STUDY TEXT |

General information
- Location: Crathes, Aberdeenshire Scotland
- Coordinates: 57°03′45″N 2°23′46″W﻿ / ﻿57.0624°N 2.3960°W
- Grid reference: NO760968
- Platforms: 1

Other information
- Status: Disused

History
- Original company: Deeside Railway
- Pre-grouping: Great North of Scotland Railway

Key dates
- 8 September 1853: Station opened
- 1 January 1863: Station closed to passengers
- 1966: Line closed to passengers

Location

= Mills of Drum railway station =

Former railway station in Scotland

Mills of Drum railway station was opened in September 1853 by the Deeside Railway and served the rural area around Park House and Crathes estates at the Mills of Drum or Drum Mills, corn mills, that lay close to the River Dee. The Deeside Railway was taken over by the GNoSR in the 1860s. Mills of Drum only remained open until 1863 as an intermediate station on the Deeside Railway that ran from Aberdeen (Joint) to Ballater. Mills of Drum station was located in Deeside, Aberdeenshire, Scotland.

ENTRIES PROVIDED |
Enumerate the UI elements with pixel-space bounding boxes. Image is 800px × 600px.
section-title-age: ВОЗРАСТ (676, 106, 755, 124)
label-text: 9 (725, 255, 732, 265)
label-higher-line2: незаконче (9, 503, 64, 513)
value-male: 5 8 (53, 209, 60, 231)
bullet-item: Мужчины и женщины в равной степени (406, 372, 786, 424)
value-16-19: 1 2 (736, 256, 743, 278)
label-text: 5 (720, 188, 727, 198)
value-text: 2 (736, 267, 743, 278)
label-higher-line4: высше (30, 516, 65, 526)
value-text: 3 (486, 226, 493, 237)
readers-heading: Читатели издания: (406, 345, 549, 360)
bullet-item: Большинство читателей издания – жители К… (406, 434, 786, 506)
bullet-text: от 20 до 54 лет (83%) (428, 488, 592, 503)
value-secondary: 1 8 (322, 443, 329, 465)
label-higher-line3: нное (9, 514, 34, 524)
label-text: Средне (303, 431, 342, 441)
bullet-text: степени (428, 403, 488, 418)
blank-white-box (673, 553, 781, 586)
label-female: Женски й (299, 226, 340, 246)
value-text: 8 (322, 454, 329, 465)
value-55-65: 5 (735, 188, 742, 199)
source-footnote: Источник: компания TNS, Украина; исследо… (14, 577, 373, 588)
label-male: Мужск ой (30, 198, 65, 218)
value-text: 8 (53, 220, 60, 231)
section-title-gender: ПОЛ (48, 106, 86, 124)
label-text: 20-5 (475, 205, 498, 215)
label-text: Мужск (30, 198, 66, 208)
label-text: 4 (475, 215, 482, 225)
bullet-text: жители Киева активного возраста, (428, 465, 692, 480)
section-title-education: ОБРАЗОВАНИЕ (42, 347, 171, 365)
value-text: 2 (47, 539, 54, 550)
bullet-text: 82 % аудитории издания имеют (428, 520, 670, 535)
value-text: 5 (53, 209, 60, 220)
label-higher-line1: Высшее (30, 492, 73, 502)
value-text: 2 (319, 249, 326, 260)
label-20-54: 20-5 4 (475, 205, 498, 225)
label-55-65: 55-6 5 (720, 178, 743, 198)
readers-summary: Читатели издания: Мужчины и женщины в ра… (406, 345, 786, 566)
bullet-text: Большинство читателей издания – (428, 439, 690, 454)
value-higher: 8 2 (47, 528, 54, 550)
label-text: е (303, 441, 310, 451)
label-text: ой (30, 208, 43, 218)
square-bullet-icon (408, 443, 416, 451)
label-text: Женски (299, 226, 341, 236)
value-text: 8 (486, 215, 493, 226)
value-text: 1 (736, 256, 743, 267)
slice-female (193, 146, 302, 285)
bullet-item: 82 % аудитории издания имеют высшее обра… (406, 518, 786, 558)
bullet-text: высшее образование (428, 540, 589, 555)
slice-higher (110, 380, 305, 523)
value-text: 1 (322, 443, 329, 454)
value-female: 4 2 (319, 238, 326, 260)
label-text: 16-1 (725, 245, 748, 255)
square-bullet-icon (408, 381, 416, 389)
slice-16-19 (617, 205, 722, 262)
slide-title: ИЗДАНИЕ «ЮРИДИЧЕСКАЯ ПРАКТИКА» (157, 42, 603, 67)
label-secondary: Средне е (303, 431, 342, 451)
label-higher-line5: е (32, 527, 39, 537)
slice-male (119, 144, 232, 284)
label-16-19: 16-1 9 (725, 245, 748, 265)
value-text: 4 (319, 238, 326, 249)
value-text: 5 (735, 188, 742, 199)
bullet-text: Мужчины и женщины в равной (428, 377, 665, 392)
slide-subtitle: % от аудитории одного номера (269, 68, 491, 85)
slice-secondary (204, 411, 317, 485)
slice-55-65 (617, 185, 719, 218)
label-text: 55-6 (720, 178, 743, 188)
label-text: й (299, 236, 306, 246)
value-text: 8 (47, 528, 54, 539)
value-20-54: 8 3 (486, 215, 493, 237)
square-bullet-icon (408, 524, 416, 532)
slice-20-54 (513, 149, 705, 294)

ASSIGNMENT 1 | From the Mills of Drum railway station text, write out the part between "Former railway station" and "Deeside, Aberdeenshire, Scotland.", inclusive.
ASSIGNMENT 2 | List every entry under the "Key dates" heading in the Mills of Drum railway station text, each with its date and what happened.
ASSIGNMENT 3 | Write the next part of the Mills of Drum railway station text, starting after its last sentence.

WRITTEN RESPONSE 1 |
Former railway station in Scotland

Mills of Drum railway station was opened in September 1853 by the Deeside Railway and served the rural area around Park House and Crathes estates at the Mills of Drum or Drum Mills, corn mills, that lay close to the River Dee. The Deeside Railway was taken over by the GNoSR in the 1860s. Mills of Drum only remained open until 1863 as an intermediate station on the Deeside Railway that ran from Aberdeen (Joint) to Ballater. Mills of Drum station was located in Deeside, Aberdeenshire, Scotland.

WRITTEN RESPONSE 2 |
- 8 September 1853: Station opened
- 1 January 1863: Station closed to passengers
- 1966: Line closed to passengers

WRITTEN RESPONSE 3 |
== History ==
The short single-platform station was opened in 1853 and stood on the single track line with a level crossing to the west and a toll gate on the nearby road. By 1903 the site had been renamed Mills of Crathes. The station name is recorded on the 1855 maps It stood 13 miles or 21 km from Aberdeen.

The Deeside branch at first was operated by the Deeside Railway. The line became itself became part of the GNoSR and at grouping merged with the London and North Eastern Railway. The line was closed to passengers on 28 February 1966. The line has been lifted and extensive sections form part of the Deeside Way long-distance footpath.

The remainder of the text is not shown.